Set task >>
Report the count of lines below that include "fidelity", without any other text.

══ Listed entries

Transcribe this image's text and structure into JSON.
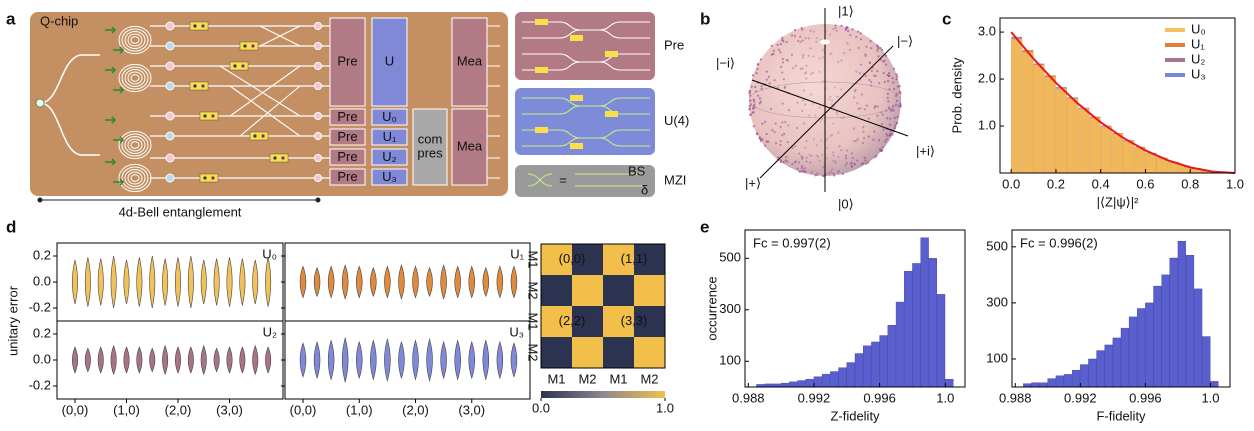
{
  "panel_labels": [
    "a",
    "b",
    "c",
    "d",
    "e"
  ],
  "diagram": {
    "chip_label": "Q-chip",
    "top_boxes": [
      "Pre",
      "U",
      "Mea"
    ],
    "pre_boxes": [
      "Pre",
      "Pre",
      "Pre",
      "Pre"
    ],
    "u_boxes": [
      "U₀",
      "U₁",
      "U₂",
      "U₃"
    ],
    "compress": [
      "com",
      "pres"
    ],
    "measure": "Mea",
    "entanglement": "4d-Bell entanglement",
    "insets": [
      "Pre",
      "U(4)",
      "MZI"
    ],
    "mzi_labels": [
      "=",
      "BS",
      "δ"
    ]
  },
  "bloch": {
    "labels": [
      "|1⟩",
      "|0⟩",
      "|−⟩",
      "|+⟩",
      "|−i⟩",
      "|+i⟩"
    ]
  },
  "chart_data": [
    {
      "type": "histogram",
      "xlabel": "|⟨Z|ψ⟩|²",
      "ylabel": "Prob. density",
      "bins": [
        0,
        0.05,
        0.1,
        0.15,
        0.2,
        0.25,
        0.3,
        0.35,
        0.4,
        0.45,
        0.5,
        0.55,
        0.6,
        0.65,
        0.7,
        0.75,
        0.8,
        0.85,
        0.9,
        0.95,
        1.0
      ],
      "series": [
        {
          "name": "U₀",
          "color": "#f5c15f",
          "values": [
            2.85,
            2.57,
            2.3,
            2.04,
            1.8,
            1.58,
            1.37,
            1.17,
            0.99,
            0.83,
            0.68,
            0.54,
            0.42,
            0.32,
            0.23,
            0.15,
            0.09,
            0.05,
            0.02,
            0.0
          ]
        },
        {
          "name": "U₁",
          "color": "#e0803a",
          "values": [
            2.8,
            2.62,
            2.27,
            2.08,
            1.76,
            1.6,
            1.34,
            1.2,
            0.97,
            0.85,
            0.66,
            0.56,
            0.4,
            0.33,
            0.22,
            0.16,
            0.08,
            0.05,
            0.02,
            0.0
          ]
        },
        {
          "name": "U₂",
          "color": "#a37590",
          "values": [
            2.9,
            2.55,
            2.33,
            2.01,
            1.83,
            1.55,
            1.39,
            1.15,
            1.01,
            0.81,
            0.7,
            0.52,
            0.43,
            0.31,
            0.24,
            0.14,
            0.1,
            0.04,
            0.02,
            0.0
          ]
        },
        {
          "name": "U₃",
          "color": "#7b86d6",
          "values": [
            2.83,
            2.6,
            2.28,
            2.06,
            1.78,
            1.61,
            1.36,
            1.18,
            0.98,
            0.84,
            0.67,
            0.55,
            0.41,
            0.33,
            0.23,
            0.15,
            0.09,
            0.05,
            0.01,
            0.0
          ]
        }
      ],
      "fit": {
        "color": "#e41a1c",
        "x": [
          0,
          0.1,
          0.2,
          0.3,
          0.4,
          0.5,
          0.6,
          0.7,
          0.8,
          0.9,
          1.0
        ],
        "values": [
          3.0,
          2.43,
          1.92,
          1.47,
          1.08,
          0.75,
          0.48,
          0.27,
          0.12,
          0.03,
          0
        ]
      },
      "xlim": [
        -0.05,
        1.0
      ],
      "xticks": [
        {
          "value": 0,
          "label": "0.0"
        },
        0.2,
        0.4,
        0.6,
        0.8,
        {
          "value": 1,
          "label": "1.0"
        }
      ],
      "ylim": [
        0,
        3.3
      ],
      "yticks": [
        {
          "value": 1,
          "label": "1.0"
        },
        {
          "value": 2,
          "label": "2.0"
        },
        {
          "value": 3,
          "label": "3.0"
        }
      ],
      "legend": "upper right"
    },
    {
      "type": "violin",
      "ylabel": "unitary error",
      "categories": [
        "(0,0)",
        null,
        null,
        null,
        "(1,0)",
        null,
        null,
        null,
        "(2,0)",
        null,
        null,
        null,
        "(3,0)",
        null,
        null,
        null
      ],
      "series": [
        {
          "name": "U₀",
          "color": "#f2c25a",
          "values": [
            0.17,
            0.19,
            0.18,
            0.2,
            0.17,
            0.19,
            0.2,
            0.18,
            0.19,
            0.2,
            0.17,
            0.18,
            0.19,
            0.18,
            0.17,
            0.19
          ]
        },
        {
          "name": "U₁",
          "color": "#e08a3e",
          "values": [
            0.12,
            0.11,
            0.12,
            0.13,
            0.12,
            0.11,
            0.12,
            0.13,
            0.12,
            0.11,
            0.13,
            0.12,
            0.12,
            0.11,
            0.12,
            0.12
          ]
        },
        {
          "name": "U₂",
          "color": "#a87482",
          "values": [
            0.1,
            0.09,
            0.1,
            0.11,
            0.1,
            0.1,
            0.09,
            0.11,
            0.1,
            0.1,
            0.11,
            0.09,
            0.1,
            0.1,
            0.11,
            0.1
          ]
        },
        {
          "name": "U₃",
          "color": "#7f89d8",
          "values": [
            0.13,
            0.14,
            0.15,
            0.17,
            0.14,
            0.15,
            0.16,
            0.14,
            0.15,
            0.16,
            0.14,
            0.15,
            0.14,
            0.15,
            0.14,
            0.13
          ]
        }
      ],
      "ylim": [
        -0.3,
        0.3
      ],
      "yticks": [
        -0.2,
        {
          "value": 0,
          "label": "0.0"
        },
        0.2
      ]
    },
    {
      "type": "heatmap",
      "rows": [
        "M1",
        "M2",
        "M1",
        "M2"
      ],
      "columns": [
        "M1",
        "M2",
        "M1",
        "M2"
      ],
      "values": [
        [
          1,
          0,
          1,
          0
        ],
        [
          0,
          1,
          0,
          1
        ],
        [
          1,
          0,
          1,
          0
        ],
        [
          0,
          1,
          0,
          1
        ]
      ],
      "annotations": [
        "(0,0)",
        "(1,1)",
        "(2,2)",
        "(3,3)"
      ],
      "colors": [
        "#2b3350",
        "#f2c04a"
      ],
      "colorbar_ticks": [
        {
          "value": 0,
          "label": "0.0"
        },
        {
          "value": 1,
          "label": "1.0"
        }
      ]
    },
    {
      "type": "histogram",
      "annotation": "Fc = 0.997(2)",
      "xlabel": "Z-fidelity",
      "ylabel": "occurrence",
      "color": "#5a5fd0",
      "bins": [
        0.9885,
        0.989,
        0.9895,
        0.99,
        0.9905,
        0.991,
        0.9915,
        0.992,
        0.9925,
        0.993,
        0.9935,
        0.994,
        0.9945,
        0.995,
        0.9955,
        0.996,
        0.9965,
        0.997,
        0.9975,
        0.998,
        0.9985,
        0.999,
        0.9995,
        1.0,
        1.0005
      ],
      "values": [
        10,
        12,
        12,
        15,
        20,
        25,
        30,
        40,
        50,
        60,
        75,
        95,
        130,
        160,
        175,
        200,
        240,
        330,
        450,
        480,
        580,
        500,
        360,
        30
      ],
      "xlim": [
        0.9878,
        1.0012
      ],
      "xticks": [
        0.988,
        0.992,
        0.996,
        {
          "value": 1,
          "label": "1.0"
        }
      ],
      "ylim": [
        0,
        610
      ],
      "yticks": [
        100,
        300,
        500
      ]
    },
    {
      "type": "histogram",
      "annotation": "Fc = 0.996(2)",
      "xlabel": "F-fidelity",
      "color": "#5a5fd0",
      "bins": [
        0.9885,
        0.989,
        0.9895,
        0.99,
        0.9905,
        0.991,
        0.9915,
        0.992,
        0.9925,
        0.993,
        0.9935,
        0.994,
        0.9945,
        0.995,
        0.9955,
        0.996,
        0.9965,
        0.997,
        0.9975,
        0.998,
        0.9985,
        0.999,
        0.9995,
        1.0,
        1.0005
      ],
      "values": [
        12,
        15,
        15,
        30,
        40,
        45,
        60,
        80,
        100,
        130,
        150,
        175,
        210,
        250,
        280,
        300,
        360,
        400,
        460,
        520,
        470,
        350,
        180,
        20
      ],
      "xlim": [
        0.9878,
        1.0012
      ],
      "xticks": [
        0.988,
        0.992,
        0.996,
        {
          "value": 1,
          "label": "1.0"
        }
      ],
      "ylim": [
        0,
        560
      ],
      "yticks": [
        100,
        300,
        500
      ]
    }
  ]
}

════

Reply >>
2